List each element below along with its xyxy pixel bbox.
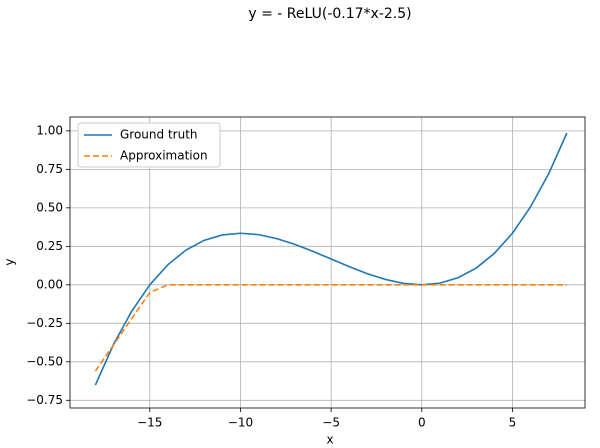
legend-label: Approximation [120, 149, 208, 163]
y-tick-label: −0.75 [26, 393, 63, 407]
chart-title: y = - ReLU(-0.17*x-2.5) [248, 6, 411, 22]
y-tick-label: 1.00 [36, 123, 63, 137]
y-tick-label: 0.75 [36, 162, 63, 176]
y-tick-label: −0.25 [26, 316, 63, 330]
x-tick-label: −5 [322, 416, 340, 430]
y-axis-label: y [3, 258, 17, 265]
y-tick-label: −0.50 [26, 354, 63, 368]
y-tick-label: 0.50 [36, 200, 63, 214]
legend-box [77, 122, 221, 168]
legend-label: Ground truth [120, 128, 198, 142]
series-line [94, 284, 567, 372]
series-line [94, 132, 568, 386]
y-tick-label: 0.00 [36, 277, 63, 291]
x-tick-label: 0 [418, 416, 426, 430]
x-axis-label: x [326, 433, 333, 447]
y-tick-label: 0.25 [36, 239, 63, 253]
plot-frame [69, 116, 586, 409]
x-tick-label: −15 [137, 416, 162, 430]
x-tick-label: −10 [228, 416, 253, 430]
x-tick-label: 5 [509, 416, 517, 430]
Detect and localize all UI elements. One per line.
---+---
## WHAT IS ASKED
Copy the records above line for line, without changing anything, and leave out the pictures.

## THE COMPLETED TASK
List each element below along with its xyxy pixel bbox.
legend-label: Approximation [120, 149, 208, 163]
y-tick-label: −0.75 [26, 393, 63, 407]
chart-title: y = - ReLU(-0.17*x-2.5) [248, 6, 411, 22]
y-tick-label: 1.00 [36, 123, 63, 137]
y-tick-label: 0.75 [36, 162, 63, 176]
y-tick-label: −0.25 [26, 316, 63, 330]
x-tick-label: −5 [322, 416, 340, 430]
y-axis-label: y [3, 258, 17, 265]
y-tick-label: −0.50 [26, 354, 63, 368]
y-tick-label: 0.50 [36, 200, 63, 214]
legend-box [77, 122, 221, 168]
legend-label: Ground truth [120, 128, 198, 142]
series-line [94, 284, 567, 372]
series-line [94, 132, 568, 386]
y-tick-label: 0.00 [36, 277, 63, 291]
x-tick-label: 0 [418, 416, 426, 430]
x-axis-label: x [326, 433, 333, 447]
y-tick-label: 0.25 [36, 239, 63, 253]
plot-frame [69, 116, 586, 409]
x-tick-label: −15 [137, 416, 162, 430]
x-tick-label: −10 [228, 416, 253, 430]
x-tick-label: 5 [509, 416, 517, 430]
Detect and localize all UI elements. One per line.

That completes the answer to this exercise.